[Data entries]
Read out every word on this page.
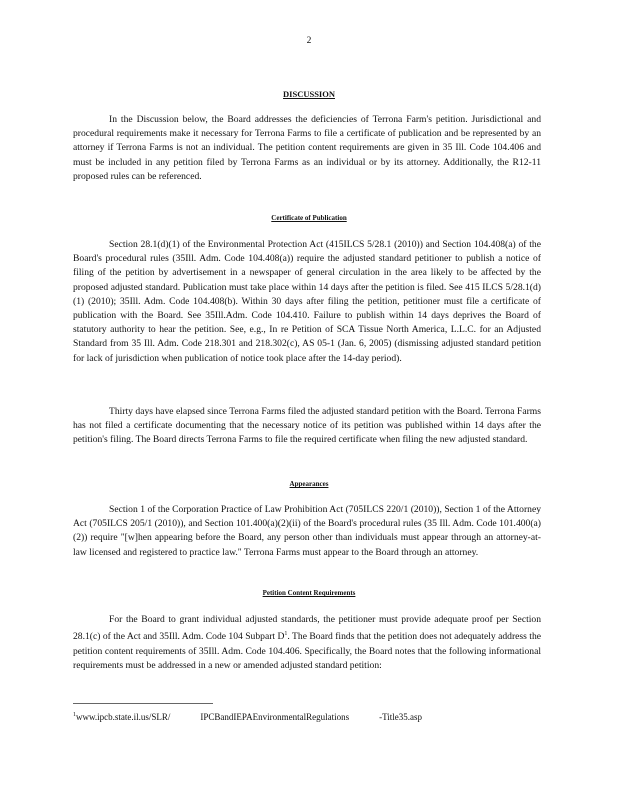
2
DISCUSSION

In the Discussion below, the Board addresses the deficiencies of Terrona Farm's petition. Jurisdictional and procedural requirements make it necessary for Terrona Farms to file a certificate of publication and be represented by an attorney if Terrona Farms is not an individual. The petition content requirements are given in 35 Ill. Code 104.406 and must be included in any petition filed by Terrona Farms as an individual or by its attorney. Additionally, the R12-11 proposed rules can be referenced.

Certificate of Publication

Section 28.1(d)(1) of the Environmental Protection Act (415ILCS 5/28.1 (2010)) and Section 104.408(a) of the Board's procedural rules (35Ill. Adm. Code 104.408(a)) require the adjusted standard petitioner to publish a notice of filing of the petition by advertisement in a newspaper of general circulation in the area likely to be affected by the proposed adjusted standard. Publication must take place within 14 days after the petition is filed. See 415 ILCS 5/28.1(d)(1) (2010); 35Ill. Adm. Code 104.408(b). Within 30 days after filing the petition, petitioner must file a certificate of publication with the Board. See 35Ill.Adm. Code 104.410. Failure to publish within 14 days deprives the Board of statutory authority to hear the petition. See, e.g., In re Petition of SCA Tissue North America, L.L.C. for an Adjusted Standard from 35 Ill. Adm. Code 218.301 and 218.302(c), AS 05-1 (Jan. 6, 2005) (dismissing adjusted standard petition for lack of jurisdiction when publication of notice took place after the 14-day period).

Thirty days have elapsed since Terrona Farms filed the adjusted standard petition with the Board. Terrona Farms has not filed a certificate documenting that the necessary notice of its petition was published within 14 days after the petition's filing. The Board directs Terrona Farms to file the required certificate when filing the new adjusted standard.

Appearances

Section 1 of the Corporation Practice of Law Prohibition Act (705ILCS 220/1 (2010)), Section 1 of the Attorney Act (705ILCS 205/1 (2010)), and Section 101.400(a)(2)(ii) of the Board's procedural rules (35 Ill. Adm. Code 101.400(a)(2)) require "[w]hen appearing before the Board, any person other than individuals must appear through an attorney-at-law licensed and registered to practice law." Terrona Farms must appear to the Board through an attorney.

Petition Content Requirements

For the Board to grant individual adjusted standards, the petitioner must provide adequate proof per Section 28.1(c) of the Act and 35Ill. Adm. Code 104 Subpart $D^1$. The Board finds that the petition does not adequately address the petition content requirements of 35Ill. Adm. Code 104.406. Specifically, the Board notes that the following informational requirements must be addressed in a new or amended adjusted standard petition:

$^1$www.ipcb.state.il.us/SLR/	IPCBandIEPAEnvironmentalRegulations	-Title35.asp
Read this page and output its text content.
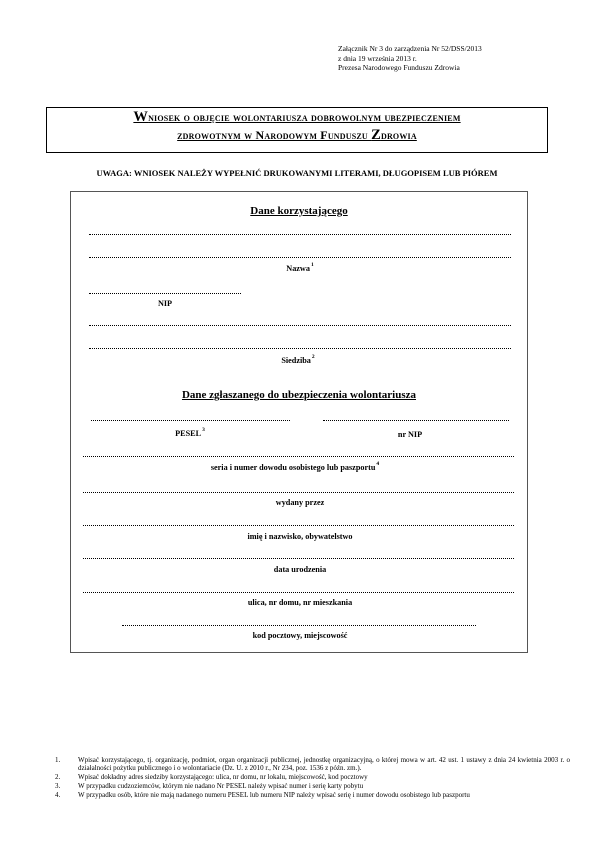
Załącznik Nr 3 do zarządzenia Nr 52/DSS/2013
z dnia 19 września 2013 r.
Prezesa Narodowego Funduszu Zdrowia
Wniosek o objęcie wolontariusza dobrowolnym ubezpieczeniem
zdrowotnym w Narodowym Funduszu Zdrowia
UWAGA: WNIOSEK NALEŻY WYPEŁNIĆ DRUKOWANYMI LITERAMI, DŁUGOPISEM LUB PIÓREM
Dane korzystającego
Nazwa$^1$
NIP
Siedziba$^2$
Dane zgłaszanego do ubezpieczenia wolontariusza
PESEL$^3$	nr NIP
seria i numer dowodu osobistego lub paszportu$^4$
wydany przez
imię i nazwisko, obywatelstwo
data urodzenia
ulica, nr domu, nr mieszkania
kod pocztowy, miejscowość
1.	Wpisać korzystającego, tj. organizację, podmiot, organ organizacji publicznej, jednostkę organizacyjną, o której mowa w art. 42 ust. 1 ustawy z dnia 24 kwietnia 2003 r. o działalności pożytku publicznego i o wolontariacie (Dz. U. z 2010 r., Nr 234, poz. 1536 z późn. zm.).
2.	Wpisać dokładny adres siedziby korzystającego: ulica, nr domu, nr lokalu, miejscowość, kod pocztowy
3.	W przypadku cudzoziemców, którym nie nadano Nr PESEL należy wpisać numer i serię karty pobytu
4.	W przypadku osób, które nie mają nadanego numeru PESEL lub numeru NIP należy wpisać serię i numer dowodu osobistego lub paszportu
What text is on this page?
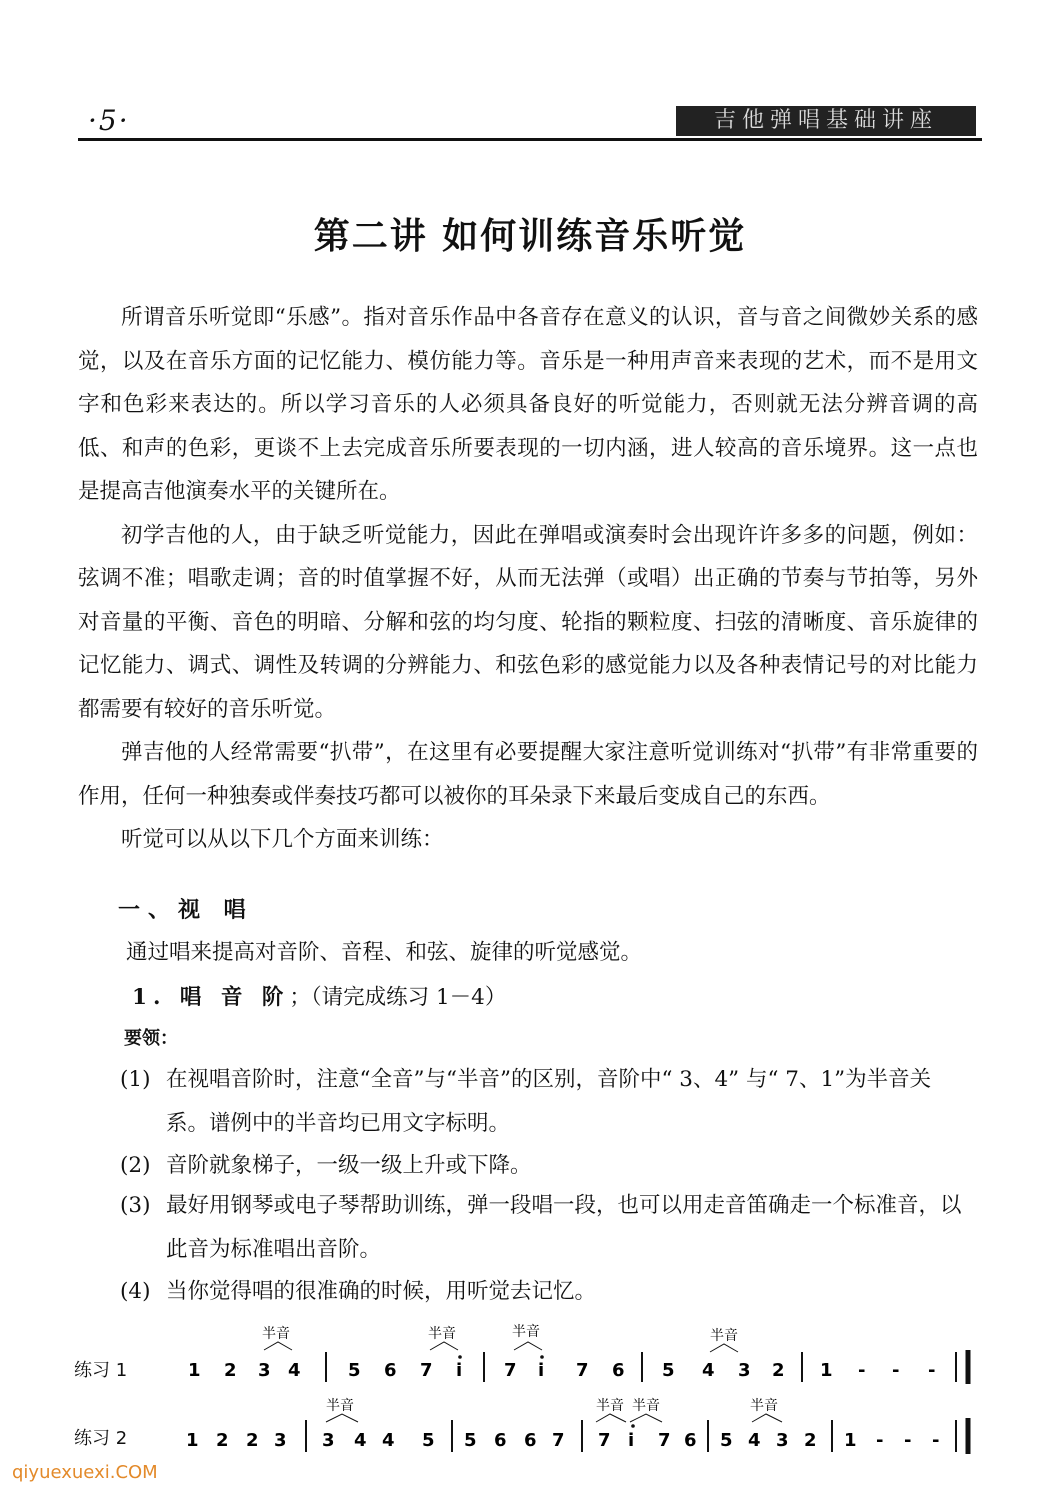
·5·	吉他弹唱基础讲座
第二讲 如何训练音乐听觉

所谓音乐听觉即“乐感”。指对音乐作品中各音存在意义的认识，音与音之间微妙关系的感觉，以及在音乐方面的记忆能力、模仿能力等。音乐是一种用声音来表现的艺术，而不是用文字和色彩来表达的。所以学习音乐的人必须具备良好的听觉能力，否则就无法分辨音调的高低、和声的色彩，更谈不上去完成音乐所要表现的一切内涵，进人较高的音乐境界。这一点也是提高吉他演奏水平的关键所在。

初学吉他的人，由于缺乏听觉能力，因此在弹唱或演奏时会出现许许多多的问题，例如：弦调不准；唱歌走调；音的时值掌握不好，从而无法弹（或唱）出正确的节奏与节拍等，另外对音量的平衡、音色的明暗、分解和弦的均匀度、轮指的颗粒度、扫弦的清晰度、音乐旋律的记忆能力、调式、调性及转调的分辨能力、和弦色彩的感觉能力以及各种表情记号的对比能力都需要有较好的音乐听觉。

弹吉他的人经常需要“扒带”，在这里有必要提醒大家注意听觉训练对“扒带”有非常重要的作用，任何一种独奏或伴奏技巧都可以被你的耳朵录下来最后变成自己的东西。

听觉可以从以下几个方面来训练：

一、视 唱
通过唱来提高对音阶、音程、和弦、旋律的听觉感觉。
1. 唱 音 阶；（请完成练习 1－4）
要领：
(1) 在视唱音阶时，注意“全音”与“半音”的区别，音阶中“ 3、4” 与“ 7、1”为半音关系。谱例中的半音均已用文字标明。
(2) 音阶就象梯子，一级一级上升或下降。
(3) 最好用钢琴或电子琴帮助训练，弹一段唱一段，也可以用走音笛确走一个标准音，以此音为标准唱出音阶。
(4) 当你觉得唱的很准确的时候，用听觉去记忆。
练习 1	1 2 3 4	5 6 7 i 7 i 7 6 5 4 3 2 1 - - -
半音	半音	半音	半音
练习 2	1 2 2 3 3 4 4 5 5 6 6 7 7 i 7 6 5 4 3 2 1 - - -
半音	半音 半音	半音
qiyuexuexi.COM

● Written request
Go through the material above and count the lines that include "numer". Give the number alone.

● Solved exercise
3